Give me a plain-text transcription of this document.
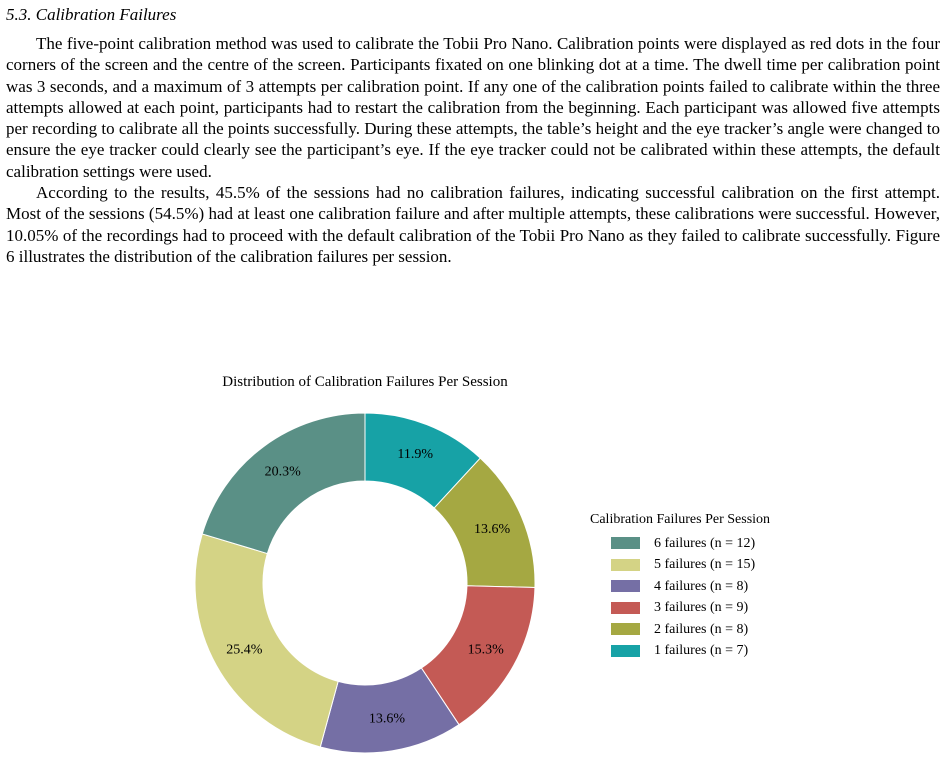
5.3. Calibration Failures

The five-point calibration method was used to calibrate the Tobii Pro Nano. Calibration points were displayed as red dots in the four corners of the screen and the centre of the screen. Participants fixated on one blinking dot at a time. The dwell time per calibration point was 3 seconds, and a maximum of 3 attempts per calibration point. If any one of the calibration points failed to calibrate within the three attempts allowed at each point, participants had to restart the calibration from the beginning. Each participant was allowed five attempts per recording to calibrate all the points successfully. During these attempts, the table’s height and the eye tracker’s angle were changed to ensure the eye tracker could clearly see the participant’s eye. If the eye tracker could not be calibrated within these attempts, the default calibration settings were used.

According to the results, 45.5% of the sessions had no calibration failures, indicating successful calibration on the first attempt. Most of the sessions (54.5%) had at least one calibration failure and after multiple attempts, these calibrations were successful. However, 10.05% of the recordings had to proceed with the default calibration of the Tobii Pro Nano as they failed to calibrate successfully. Figure 6 illustrates the distribution of the calibration failures per session.

Distribution of Calibration Failures Per Session
11.9%
13.6%
15.3%
13.6%
25.4%
20.3%
Calibration Failures Per Session
6 failures (n = 12)
5 failures (n = 15)
4 failures (n = 8)
3 failures (n = 9)
2 failures (n = 8)
1 failures (n = 7)
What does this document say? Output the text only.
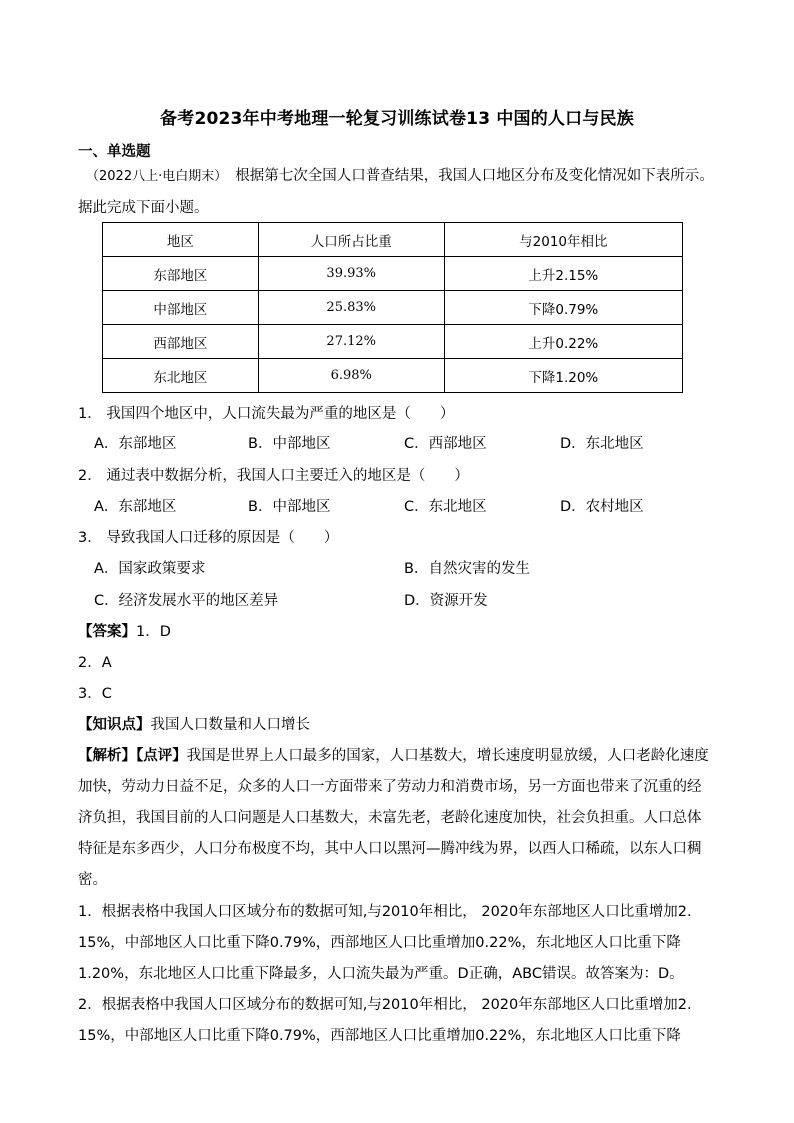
备考2023年中考地理一轮复习训练试卷13 中国的人口与民族
一、单选题
（2022八上·电白期末） 根据第七次全国人口普查结果，我国人口地区分布及变化情况如下表所示。
据此完成下面小题。
地区	人口所占比重	与2010年相比
东部地区	39.93%	上升2.15%
中部地区	25.83%	下降0.79%
西部地区	27.12%	上升0.22%
东北地区	6.98%	下降1.20%
1． 我国四个地区中，人口流失最为严重的地区是（　　）
A．东部地区	B．中部地区	C．西部地区	D．东北地区
2． 通过表中数据分析，我国人口主要迁入的地区是（　　）
A．东部地区	B．中部地区	C．东北地区	D．农村地区
3． 导致我国人口迁移的原因是（　　）
A．国家政策要求	B．自然灾害的发生
C．经济发展水平的地区差异	D．资源开发
【答案】1．D
2．A
3．C
【知识点】我国人口数量和人口增长
【解析】【点评】我国是世界上人口最多的国家，人口基数大，增长速度明显放缓，人口老龄化速度
加快，劳动力日益不足，众多的人口一方面带来了劳动力和消费市场，另一方面也带来了沉重的经
济负担，我国目前的人口问题是人口基数大，未富先老，老龄化速度加快，社会负担重。人口总体
特征是东多西少，人口分布极度不均，其中人口以黑河—腾冲线为界，以西人口稀疏，以东人口稠
密。
1．根据表格中我国人口区域分布的数据可知,与2010年相比， 2020年东部地区人口比重增加2.
15%，中部地区人口比重下降0.79%，西部地区人口比重增加0.22%，东北地区人口比重下降
1.20%，东北地区人口比重下降最多，人口流失最为严重。D正确，ABC错误。故答案为：D。
2．根据表格中我国人口区域分布的数据可知,与2010年相比， 2020年东部地区人口比重增加2.
15%，中部地区人口比重下降0.79%，西部地区人口比重增加0.22%，东北地区人口比重下降
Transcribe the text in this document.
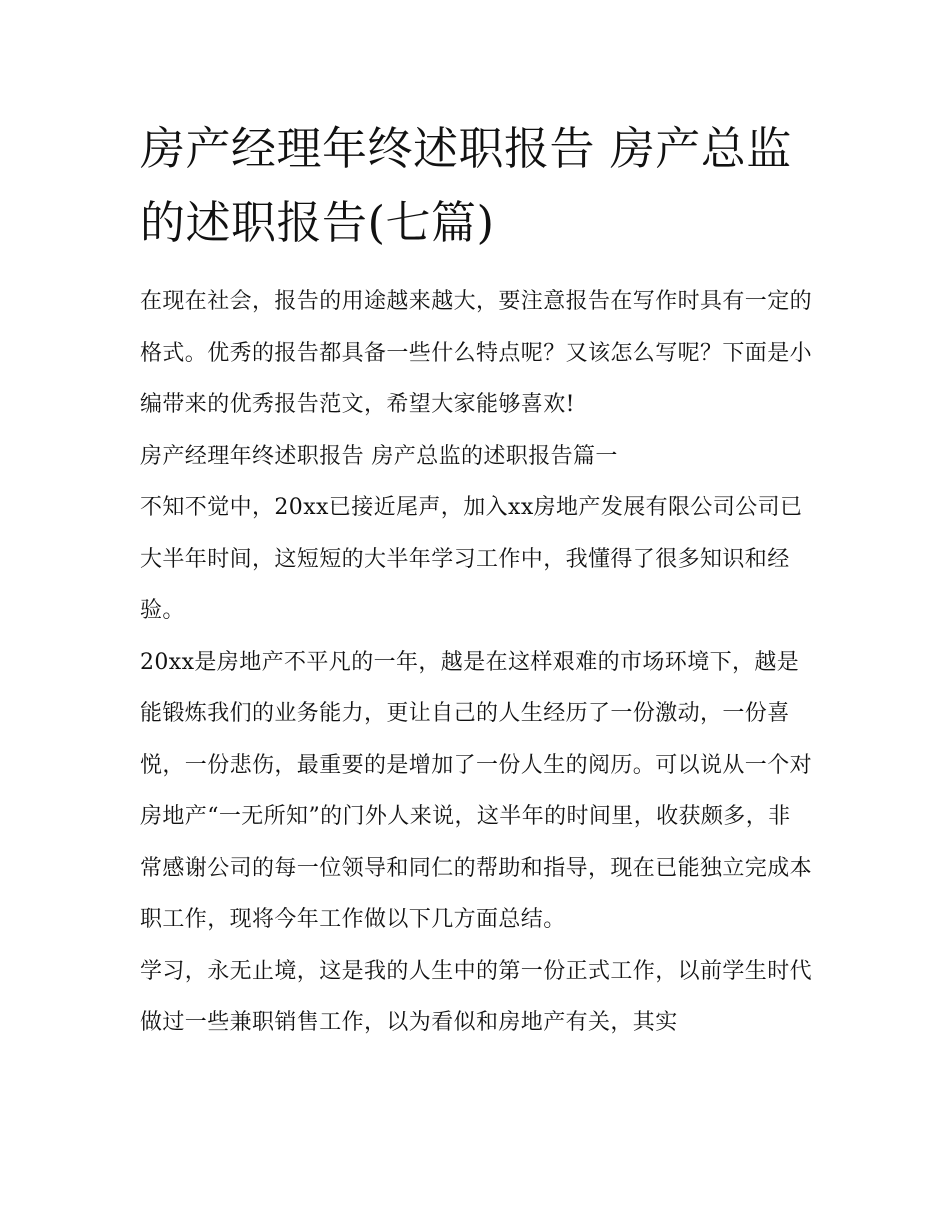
房产经理年终述职报告 房产总监的述职报告(七篇)

在现在社会，报告的用途越来越大，要注意报告在写作时具有一定的格式。优秀的报告都具备一些什么特点呢？又该怎么写呢？下面是小编带来的优秀报告范文，希望大家能够喜欢!

房产经理年终述职报告 房产总监的述职报告篇一

不知不觉中，20xx已接近尾声，加入xx房地产发展有限公司公司已大半年时间，这短短的大半年学习工作中，我懂得了很多知识和经验。

20xx是房地产不平凡的一年，越是在这样艰难的市场环境下，越是能锻炼我们的业务能力，更让自己的人生经历了一份激动，一份喜悦，一份悲伤，最重要的是增加了一份人生的阅历。可以说从一个对房地产“一无所知”的门外人来说，这半年的时间里，收获颇多，非常感谢公司的每一位领导和同仁的帮助和指导，现在已能独立完成本职工作，现将今年工作做以下几方面总结。

学习，永无止境，这是我的人生中的第一份正式工作，以前学生时代做过一些兼职销售工作，以为看似和房地产有关，其实
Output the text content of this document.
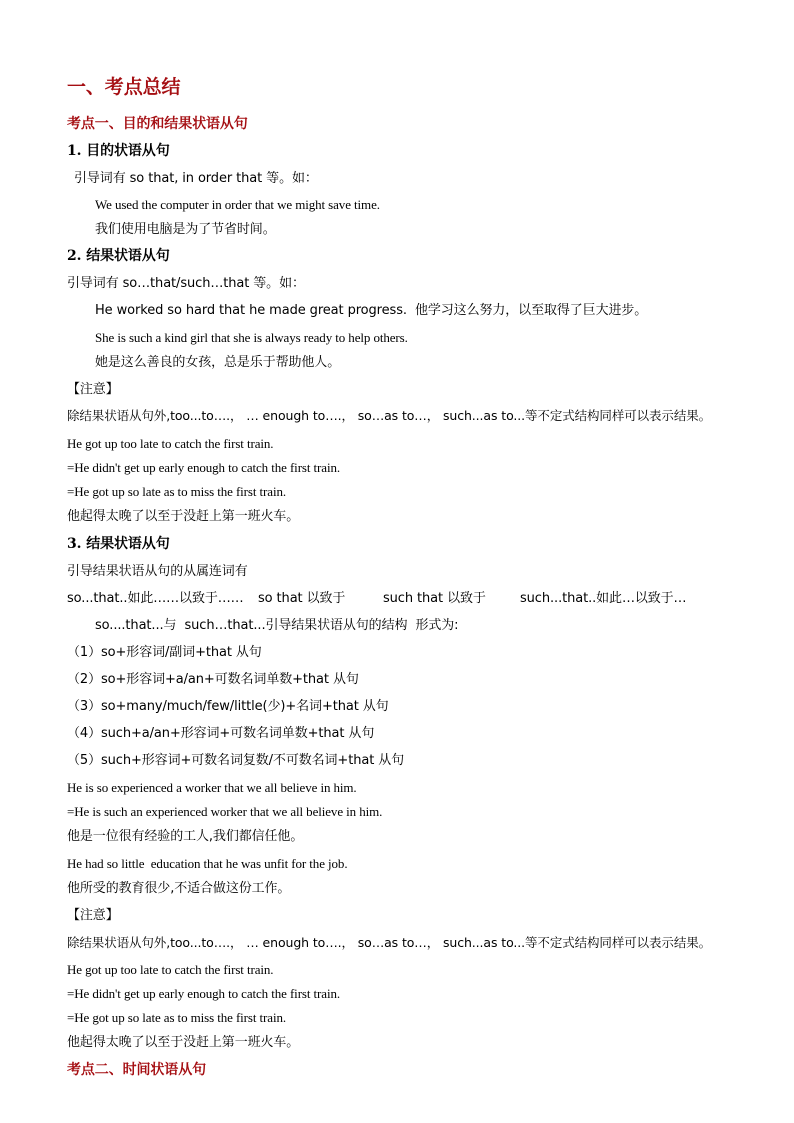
一、考点总结
考点一、目的和结果状语从句
1. 目的状语从句
引导词有 so that, in order that 等。如：
We used the computer in order that we might save time.
我们使用电脑是为了节省时间。
2. 结果状语从句
引导词有 so…that/such…that 等。如：
He worked so hard that he made great progress.  他学习这么努力，以至取得了巨大进步。
She is such a kind girl that she is always ready to help others.
她是这么善良的女孩，总是乐于帮助他人。
【注意】
除结果状语从句外,too...to….， … enough to….， so…as to…， such...as to...等不定式结构同样可以表示结果。
He got up too late to catch the first train.
=He didn't get up early enough to catch the first train.
=He got up so late as to miss the first train.
他起得太晚了以至于没赶上第一班火车。
3. 结果状语从句
引导结果状语从句的从属连词有

so...that..如此……以致于……

so that 以致于

	such that 以致于

	such...that..如此…以致于…

so....that...与  such…that...引导结果状语从句的结构  形式为:
（1）so+形容词/副词+that 从句
（2）so+形容词+a/an+可数名词单数+that 从句
（3）so+many/much/few/little(少)+名词+that 从句
（4）such+a/an+形容词+可数名词单数+that 从句
（5）such+形容词+可数名词复数/不可数名词+that 从句
He is so experienced a worker that we all believe in him.
=He is such an experienced worker that we all believe in him.
他是一位很有经验的工人,我们都信任他。
He had so little  education that he was unfit for the job.
他所受的教育很少,不适合做这份工作。
【注意】
除结果状语从句外,too...to….， … enough to….， so…as to…， such...as to...等不定式结构同样可以表示结果。
He got up too late to catch the first train.
=He didn't get up early enough to catch the first train.
=He got up so late as to miss the first train.
他起得太晚了以至于没赶上第一班火车。
考点二、时间状语从句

**What is required**: Write out the whole listing exactly, and drop the pictures.

**Answer for the task**:
Give me a plain-text transcription of this document.
5.3. Calibration Failures

The five-point calibration method was used to calibrate the Tobii Pro Nano. Calibration points were displayed as red dots in the four corners of the screen and the centre of the screen. Participants fixated on one blinking dot at a time. The dwell time per calibration point was 3 seconds, and a maximum of 3 attempts per calibration point. If any one of the calibration points failed to calibrate within the three attempts allowed at each point, participants had to restart the calibration from the beginning. Each participant was allowed five attempts per recording to calibrate all the points successfully. During these attempts, the table’s height and the eye tracker’s angle were changed to ensure the eye tracker could clearly see the participant’s eye. If the eye tracker could not be calibrated within these attempts, the default calibration settings were used.

According to the results, 45.5% of the sessions had no calibration failures, indicating successful calibration on the first attempt. Most of the sessions (54.5%) had at least one calibration failure and after multiple attempts, these calibrations were successful. However, 10.05% of the recordings had to proceed with the default calibration of the Tobii Pro Nano as they failed to calibrate successfully. Figure 6 illustrates the distribution of the calibration failures per session.

Distribution of Calibration Failures Per Session
11.9%
13.6%
15.3%
13.6%
25.4%
20.3%
Calibration Failures Per Session
6 failures (n = 12)
5 failures (n = 15)
4 failures (n = 8)
3 failures (n = 9)
2 failures (n = 8)
1 failures (n = 7)
What does this document say? Output the text only.
备考2023年中考地理一轮复习训练试卷13 中国的人口与民族
一、单选题
（2022八上·电白期末） 根据第七次全国人口普查结果，我国人口地区分布及变化情况如下表所示。
据此完成下面小题。
地区	人口所占比重	与2010年相比
东部地区	39.93%	上升2.15%
中部地区	25.83%	下降0.79%
西部地区	27.12%	上升0.22%
东北地区	6.98%	下降1.20%
1． 我国四个地区中，人口流失最为严重的地区是（　　）
A．东部地区	B．中部地区	C．西部地区	D．东北地区
2． 通过表中数据分析，我国人口主要迁入的地区是（　　）
A．东部地区	B．中部地区	C．东北地区	D．农村地区
3． 导致我国人口迁移的原因是（　　）
A．国家政策要求	B．自然灾害的发生
C．经济发展水平的地区差异	D．资源开发
【答案】1．D
2．A
3．C
【知识点】我国人口数量和人口增长
【解析】【点评】我国是世界上人口最多的国家，人口基数大，增长速度明显放缓，人口老龄化速度
加快，劳动力日益不足，众多的人口一方面带来了劳动力和消费市场，另一方面也带来了沉重的经
济负担，我国目前的人口问题是人口基数大，未富先老，老龄化速度加快，社会负担重。人口总体
特征是东多西少，人口分布极度不均，其中人口以黑河—腾冲线为界，以西人口稀疏，以东人口稠
密。
1．根据表格中我国人口区域分布的数据可知,与2010年相比， 2020年东部地区人口比重增加2.
15%，中部地区人口比重下降0.79%，西部地区人口比重增加0.22%，东北地区人口比重下降
1.20%，东北地区人口比重下降最多，人口流失最为严重。D正确，ABC错误。故答案为：D。
2．根据表格中我国人口区域分布的数据可知,与2010年相比， 2020年东部地区人口比重增加2.
15%，中部地区人口比重下降0.79%，西部地区人口比重增加0.22%，东北地区人口比重下降
Transcribe the text in this document.
房产经理年终述职报告 房产总监的述职报告(七篇)

在现在社会，报告的用途越来越大，要注意报告在写作时具有一定的格式。优秀的报告都具备一些什么特点呢？又该怎么写呢？下面是小编带来的优秀报告范文，希望大家能够喜欢!

房产经理年终述职报告 房产总监的述职报告篇一

不知不觉中，20xx已接近尾声，加入xx房地产发展有限公司公司已大半年时间，这短短的大半年学习工作中，我懂得了很多知识和经验。

20xx是房地产不平凡的一年，越是在这样艰难的市场环境下，越是能锻炼我们的业务能力，更让自己的人生经历了一份激动，一份喜悦，一份悲伤，最重要的是增加了一份人生的阅历。可以说从一个对房地产“一无所知”的门外人来说，这半年的时间里，收获颇多，非常感谢公司的每一位领导和同仁的帮助和指导，现在已能独立完成本职工作，现将今年工作做以下几方面总结。

学习，永无止境，这是我的人生中的第一份正式工作，以前学生时代做过一些兼职销售工作，以为看似和房地产有关，其实
Output the text content of this document.
一、考点总结
考点一、目的和结果状语从句
1. 目的状语从句
引导词有 so that, in order that 等。如：
We used the computer in order that we might save time.
我们使用电脑是为了节省时间。
2. 结果状语从句
引导词有 so…that/such…that 等。如：
He worked so hard that he made great progress.  他学习这么努力，以至取得了巨大进步。
She is such a kind girl that she is always ready to help others.
她是这么善良的女孩，总是乐于帮助他人。
【注意】
除结果状语从句外,too...to….， … enough to….， so…as to…， such...as to...等不定式结构同样可以表示结果。
He got up too late to catch the first train.
=He didn't get up early enough to catch the first train.
=He got up so late as to miss the first train.
他起得太晚了以至于没赶上第一班火车。
3. 结果状语从句
引导结果状语从句的从属连词有

so...that..如此……以致于……

so that 以致于

	such that 以致于

	such...that..如此…以致于…

so....that...与  such…that...引导结果状语从句的结构  形式为:
（1）so+形容词/副词+that 从句
（2）so+形容词+a/an+可数名词单数+that 从句
（3）so+many/much/few/little(少)+名词+that 从句
（4）such+a/an+形容词+可数名词单数+that 从句
（5）such+形容词+可数名词复数/不可数名词+that 从句
He is so experienced a worker that we all believe in him.
=He is such an experienced worker that we all believe in him.
他是一位很有经验的工人,我们都信任他。
He had so little  education that he was unfit for the job.
他所受的教育很少,不适合做这份工作。
【注意】
除结果状语从句外,too...to….， … enough to….， so…as to…， such...as to...等不定式结构同样可以表示结果。
He got up too late to catch the first train.
=He didn't get up early enough to catch the first train.
=He got up so late as to miss the first train.
他起得太晚了以至于没赶上第一班火车。
考点二、时间状语从句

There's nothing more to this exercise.